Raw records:

## Begin

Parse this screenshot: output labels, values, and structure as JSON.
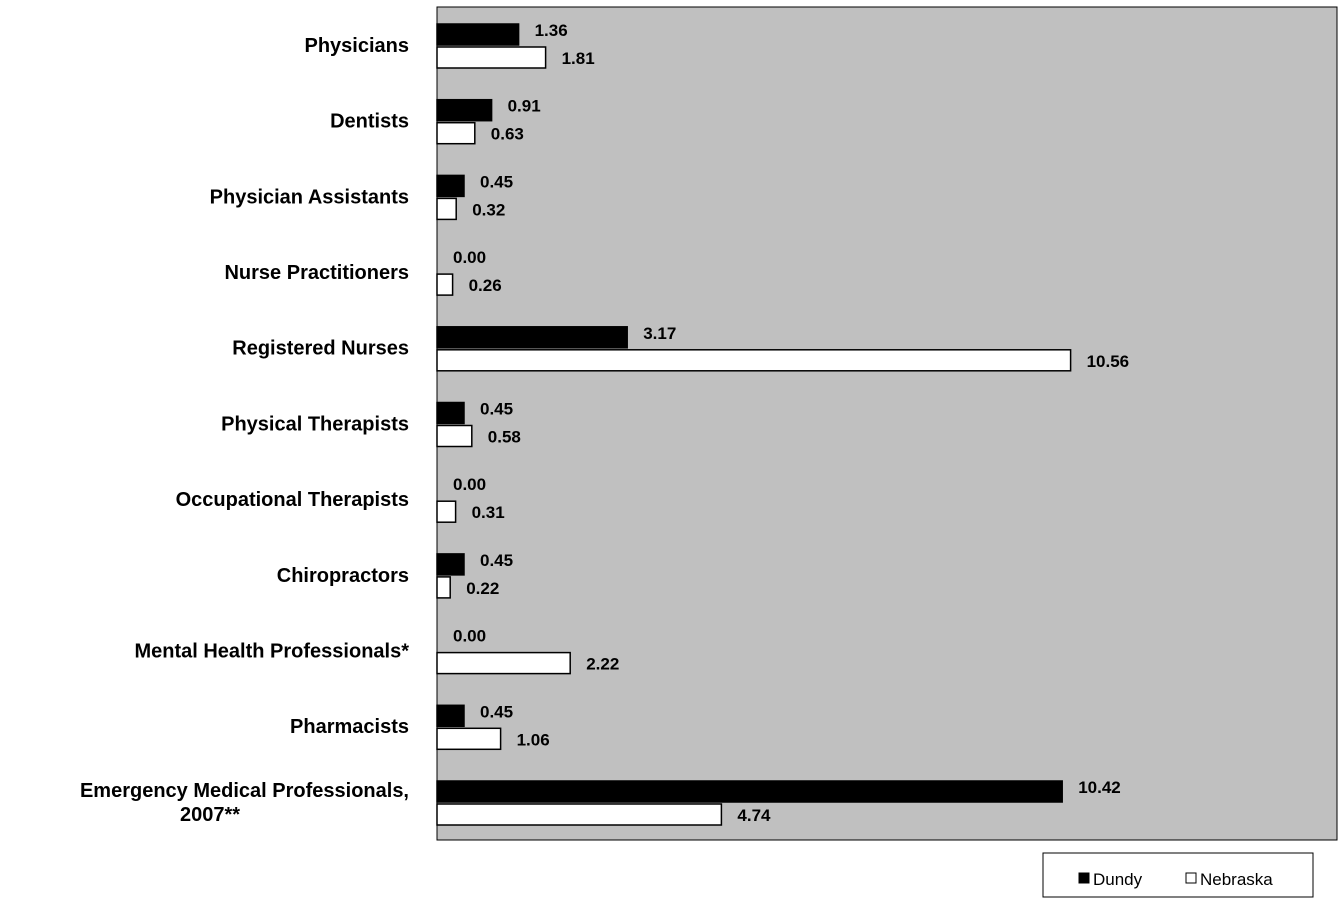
{
  "chart_data": {
    "type": "bar",
    "orientation": "horizontal",
    "categories": [
      "Physicians",
      "Dentists",
      "Physician Assistants",
      "Nurse Practitioners",
      "Registered Nurses",
      "Physical Therapists",
      "Occupational Therapists",
      "Chiropractors",
      "Mental Health Professionals*",
      "Pharmacists",
      "Emergency Medical Professionals, 2007**"
    ],
    "category_lines": [
      [
        "Physicians"
      ],
      [
        "Dentists"
      ],
      [
        "Physician Assistants"
      ],
      [
        "Nurse Practitioners"
      ],
      [
        "Registered Nurses"
      ],
      [
        "Physical Therapists"
      ],
      [
        "Occupational Therapists"
      ],
      [
        "Chiropractors"
      ],
      [
        "Mental Health Professionals*"
      ],
      [
        "Pharmacists"
      ],
      [
        "Emergency Medical Professionals,",
        "2007**"
      ]
    ],
    "series": [
      {
        "name": "Dundy",
        "color": "#000000",
        "values": [
          1.36,
          0.91,
          0.45,
          0.0,
          3.17,
          0.45,
          0.0,
          0.45,
          0.0,
          0.45,
          10.42
        ],
        "labels": [
          "1.36",
          "0.91",
          "0.45",
          "0.00",
          "3.17",
          "0.45",
          "0.00",
          "0.45",
          "0.00",
          "0.45",
          "10.42"
        ]
      },
      {
        "name": "Nebraska",
        "color": "#ffffff",
        "values": [
          1.81,
          0.63,
          0.32,
          0.26,
          10.56,
          0.58,
          0.31,
          0.22,
          2.22,
          1.06,
          4.74
        ],
        "labels": [
          "1.81",
          "0.63",
          "0.32",
          "0.26",
          "10.56",
          "0.58",
          "0.31",
          "0.22",
          "2.22",
          "1.06",
          "4.74"
        ]
      }
    ],
    "xlim": [
      0,
      15
    ],
    "grid": false,
    "plot_background": "#c0c0c0",
    "legend_position": "bottom-right"
  }
}
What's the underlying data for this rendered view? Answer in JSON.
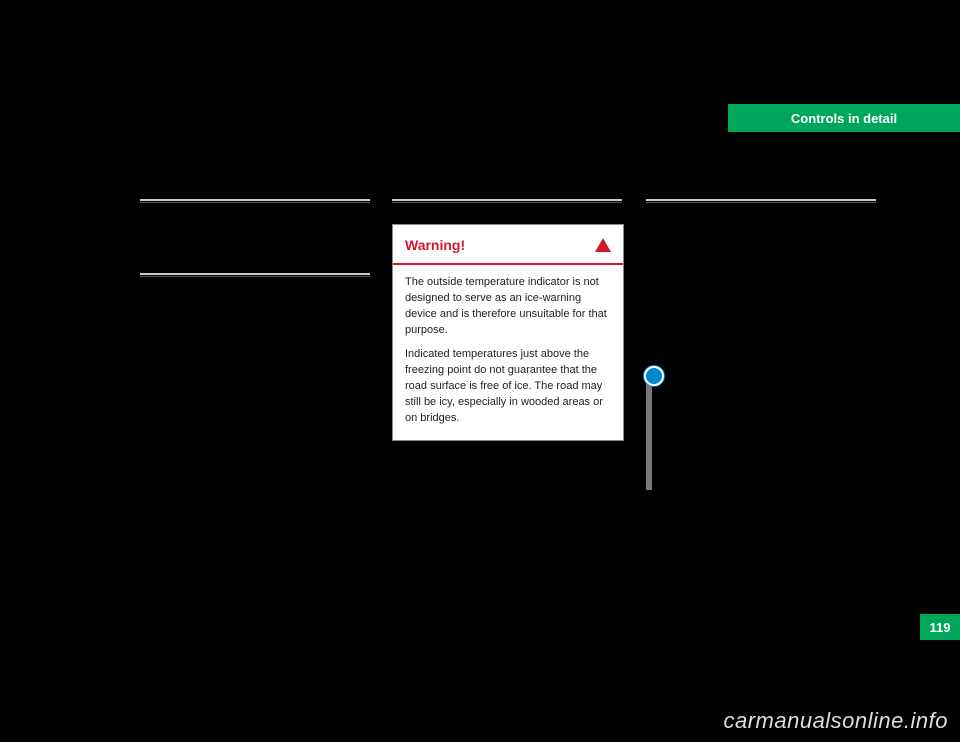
{
  "section_tab": "Controls in detail",
  "page_number": "119",
  "col1": {},
  "col2": {
    "warning": {
      "title": "Warning!",
      "p1": "The outside temperature indicator is not designed to serve as an ice-warning device and is therefore unsuitable for that purpose.",
      "p2": "Indicated temperatures just above the freezing point do not guarantee that the road surface is free of ice. The road may still be icy, especially in wooded areas or on bridges."
    }
  },
  "col3": {},
  "watermark": "carmanualsonline.info"
}
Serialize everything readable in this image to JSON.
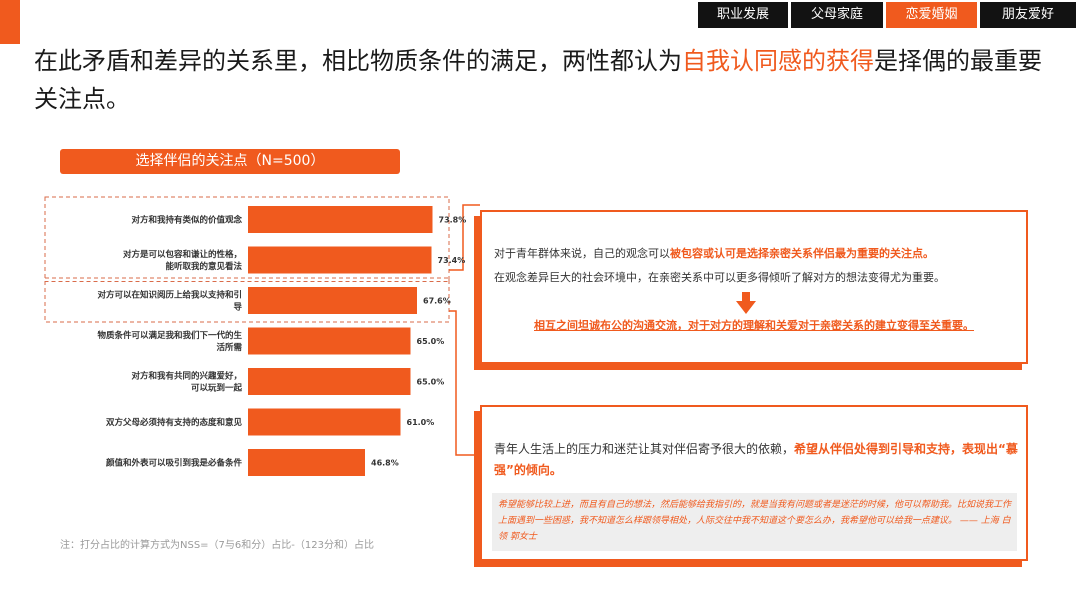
{
  "nav": {
    "tabs": [
      {
        "label": "职业发展"
      },
      {
        "label": "父母家庭"
      },
      {
        "label": "恋爱婚姻"
      },
      {
        "label": "朋友爱好"
      }
    ],
    "active_index": 2
  },
  "headline": {
    "part1": "在此矛盾和差异的关系里，相比物质条件的满足，两性都认为",
    "highlight": "自我认同感的获得",
    "part2": "是择偶的最重要关注点。"
  },
  "chart_data": {
    "type": "bar",
    "orientation": "horizontal",
    "title": "选择伴侣的关注点（N=500）",
    "categories": [
      "对方和我持有类似的价值观念",
      "对方是可以包容和谦让的性格，能听取我的意见看法",
      "对方可以在知识阅历上给我以支持和引导",
      "物质条件可以满足我和我们下一代的生活所需",
      "对方和我有共同的兴趣爱好，可以玩到一起",
      "双方父母必须持有支持的态度和意见",
      "颜值和外表可以吸引到我是必备条件"
    ],
    "values": [
      73.8,
      73.4,
      67.6,
      65.0,
      65.0,
      61.0,
      46.8
    ],
    "value_labels": [
      "73.8%",
      "73.4%",
      "67.6%",
      "65.0%",
      "65.0%",
      "61.0%",
      "46.8%"
    ],
    "xlim": [
      0,
      100
    ],
    "bar_color": "#f05a1e",
    "highlighted_groups": [
      [
        0,
        1
      ],
      [
        2
      ]
    ]
  },
  "note": "注：打分占比的计算方式为NSS=（7与6和分）占比-（123分和）占比",
  "callout1": {
    "line1_pre": "对于青年群体来说，自己的观念可以",
    "line1_bold": "被包容或认可是选择亲密关系伴侣最为重要的关注点。",
    "line2": "在观念差异巨大的社会环境中，在亲密关系中可以更多得倾听了解对方的想法变得尤为重要。",
    "conclusion": "相互之间坦诚布公的沟通交流，对于对方的理解和关爱对于亲密关系的建立变得至关重要。"
  },
  "callout2": {
    "text_pre": "青年人生活上的压力和迷茫让其对伴侣寄予很大的依赖，",
    "text_bold": "希望从伴侣处得到引导和支持，表现出“慕强”的倾向。",
    "quote": "希望能够比较上进，而且有自己的想法，然后能够给我指引的，就是当我有问题或者是迷茫的时候，他可以帮助我。比如说我工作上面遇到一些困惑，我不知道怎么样跟领导相处，人际交往中我不知道这个要怎么办，我希望他可以给我一点建议。 —— 上海 白领  郭女士"
  },
  "colors": {
    "accent": "#f05a1e",
    "nav_dark": "#121212",
    "note_gray": "#9a9a9a"
  }
}
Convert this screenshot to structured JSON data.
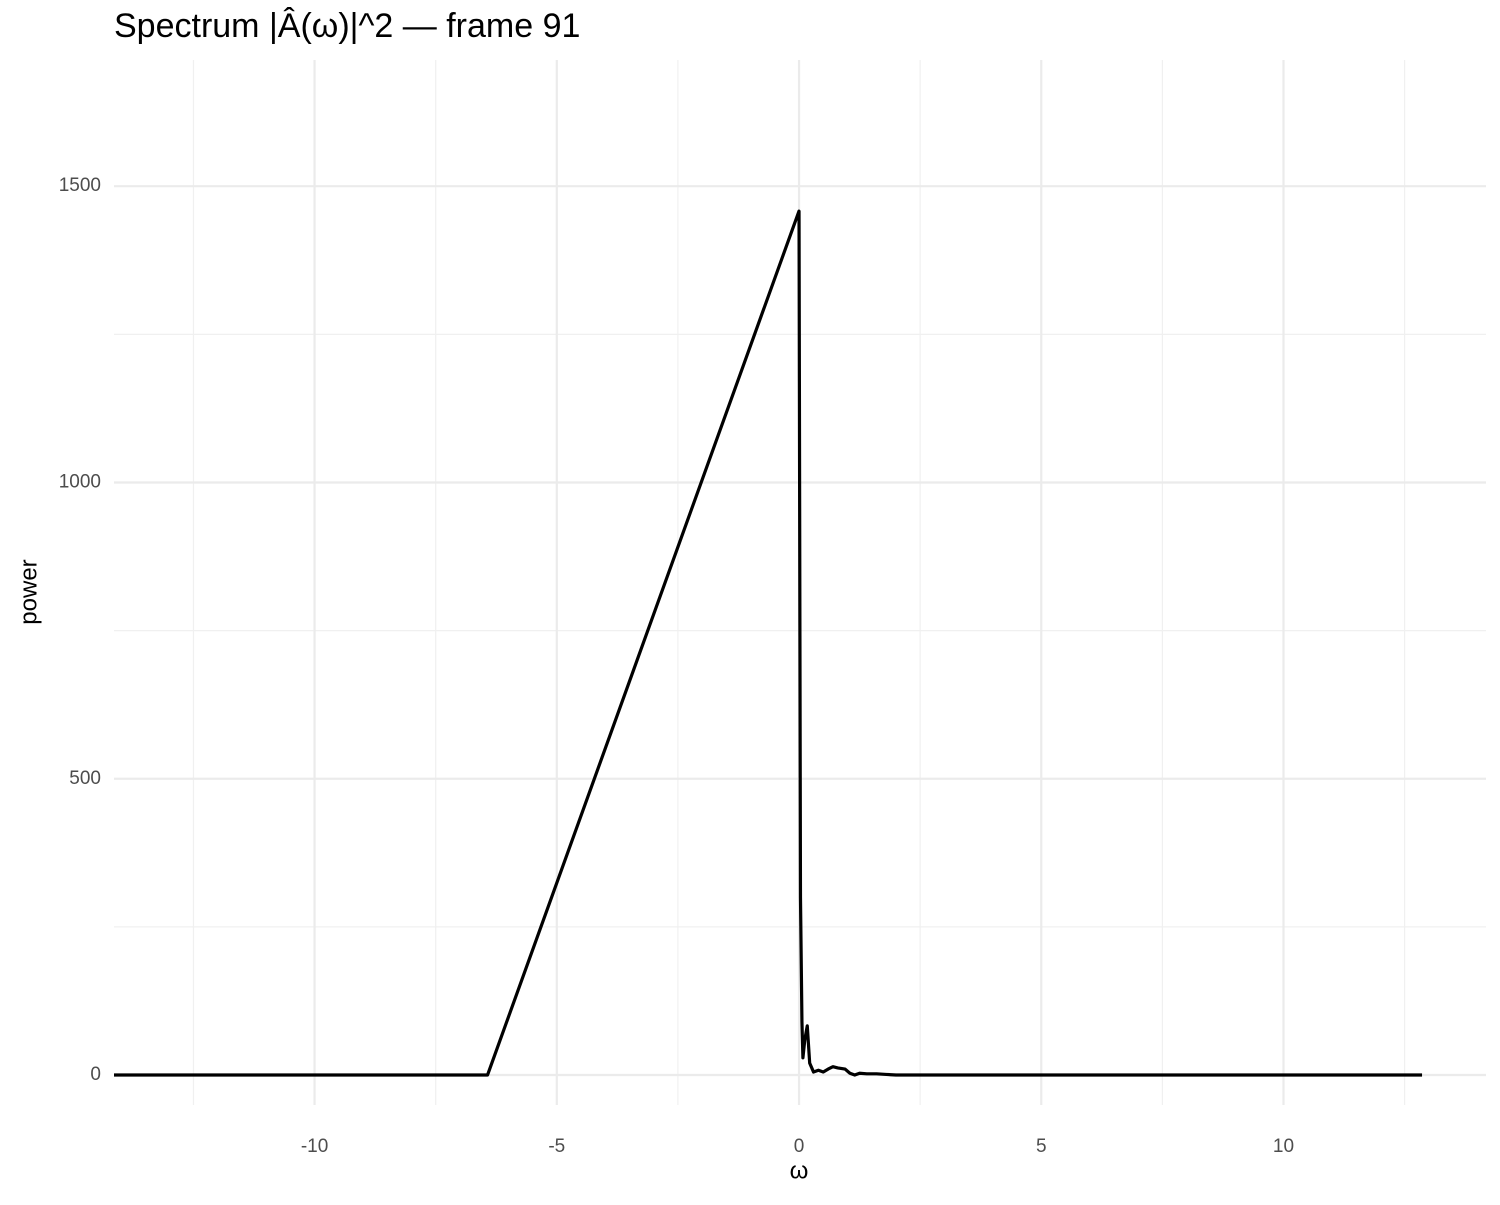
{
  "chart_data": {
    "type": "line",
    "title": "Spectrum |Â(ω)|^2 — frame 91",
    "x_label": "ω",
    "y_label": "power",
    "x": [
      -14.14,
      -6.43,
      0,
      0.03,
      0.06,
      0.08,
      0.12,
      0.17,
      0.22,
      0.3,
      0.4,
      0.5,
      0.6,
      0.7,
      0.8,
      0.95,
      1.05,
      1.15,
      1.25,
      1.4,
      1.6,
      1.8,
      2.0,
      2.5,
      12.86
    ],
    "values": [
      0,
      0,
      1458,
      300,
      90,
      29,
      60,
      83,
      20,
      5,
      8,
      5,
      10,
      14,
      12,
      10,
      3,
      0,
      3,
      2,
      2,
      1,
      0,
      0,
      0
    ],
    "color": "#000000",
    "xlim": [
      -14.14,
      14.18
    ],
    "ylim": [
      -50.6,
      1713
    ],
    "xticks": [
      -10,
      -5,
      0,
      5,
      10
    ],
    "yticks": [
      0,
      500,
      1000,
      1500
    ],
    "xminor": [
      -12.5,
      -7.5,
      -2.5,
      2.5,
      7.5,
      12.5
    ],
    "yminor": [
      250,
      750,
      1250
    ],
    "grid": true
  }
}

## End

▶ _TASK STATEMENT_: How many lines of the data hold the string "Therapists"? Reply with the number alone.

▶ _PROBLEM SOLUTION_: 4